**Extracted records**
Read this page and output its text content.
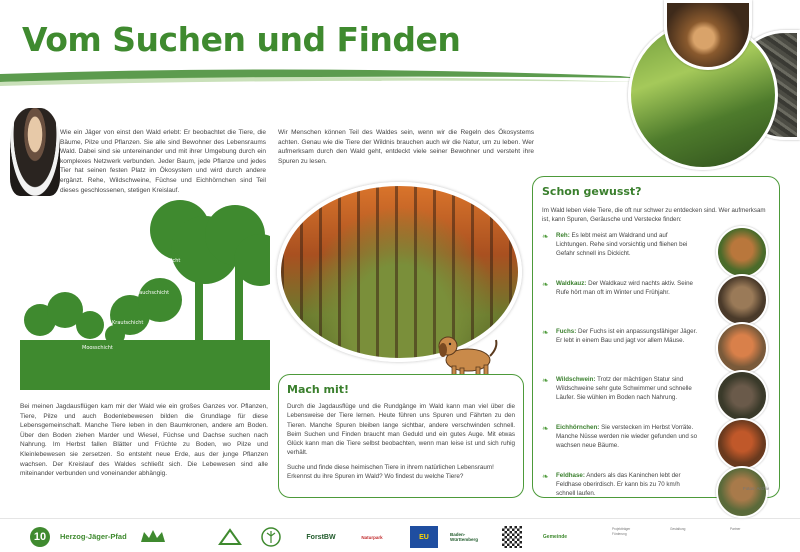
Vom Suchen und Finden
Wie ein Jäger von einst den Wald erlebt: Er beobachtet die Tiere, die Bäume, Pilze und Pflanzen. Sie alle sind Bewohner des Lebensraums Wald. Dabei sind sie untereinander und mit ihrer Umgebung durch ein komplexes Netzwerk verbunden. Jeder Baum, jede Pflanze und jedes Tier hat seinen festen Platz im Ökosystem und wird durch andere ergänzt. Rehe, Wildschweine, Füchse und Eichhörnchen sind Teil dieses geschlossenen, stetigen Kreislauf.
Wir Menschen können Teil des Waldes sein, wenn wir die Regeln des Ökosystems achten. Genau wie die Tiere der Wildnis brauchen auch wir die Natur, um zu leben. Wer aufmerksam durch den Wald geht, entdeckt viele seiner Bewohner und versteht ihre Spuren zu lesen.
Baumschicht
Strauchschicht
Krautschicht
Moosschicht
Bei meinen Jagdausflügen kam mir der Wald wie ein großes Ganzes vor. Pflanzen, Tiere, Pilze und auch Bodenlebewesen bilden die Grundlage für diese Lebensgemeinschaft. Manche Tiere leben in den Baumkronen, andere am Boden. Über den Boden ziehen Marder und Wiesel, Füchse und Dachse suchen nach Nahrung. Im Herbst fallen Blätter und Früchte zu Boden, wo Pilze und Kleinlebewesen sie zersetzen. So entsteht neue Erde, aus der junge Pflanzen wachsen. Der Kreislauf des Waldes schließt sich. Die Lebewesen sind alle miteinander verbunden und voneinander abhängig.
Mach mit!
Durch die Jagdausflüge und die Rundgänge im Wald kann man viel über die Lebensweise der Tiere lernen. Heute führen uns Spuren und Fährten zu den Tieren. Manche Spuren bleiben lange sichtbar, andere verschwinden schnell. Beim Suchen und Finden braucht man Geduld und ein gutes Auge. Mit etwas Glück kann man die Tiere selbst beobachten, wenn man leise ist und sich ruhig verhält.
Suche und finde diese heimischen Tiere in ihrem natürlichen Lebensraum! Erkennst du ihre Spuren im Wald? Wo findest du welche Tiere?
Schon gewusst?
Im Wald leben viele Tiere, die oft nur schwer zu entdecken sind. Wer aufmerksam ist, kann Spuren, Geräusche und Verstecke finden:
❧	Reh: Es lebt meist am Waldrand und auf Lichtungen. Rehe sind vorsichtig und fliehen bei Gefahr schnell ins Dickicht.
❧	Waldkauz: Der Waldkauz wird nachts aktiv. Seine Rufe hört man oft im Winter und Frühjahr.
❧	Fuchs: Der Fuchs ist ein anpassungsfähiger Jäger. Er lebt in einem Bau und jagt vor allem Mäuse.
❧	Wildschwein: Trotz der mächtigen Statur sind Wildschweine sehr gute Schwimmer und schnelle Läufer. Sie wühlen im Boden nach Nahrung.
❧	Eichhörnchen: Sie verstecken im Herbst Vorräte. Manche Nüsse werden nie wieder gefunden und so wachsen neue Bäume.
❧	Feldhase: Anders als das Kaninchen lebt der Feldhase oberirdisch. Er kann bis zu 70 km/h schnell laufen.
Fotos: Archiv
10	Herzog-Jäger-Pfad	ForstBW	Naturpark	EU	Baden-Württemberg	Gemeinde
Projektträger
Förderung
Gestaltung	Partner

**Stated exercise**
Looking at the records above, tally the lines holding "viele" and reply with that number only.

**Full solution**
2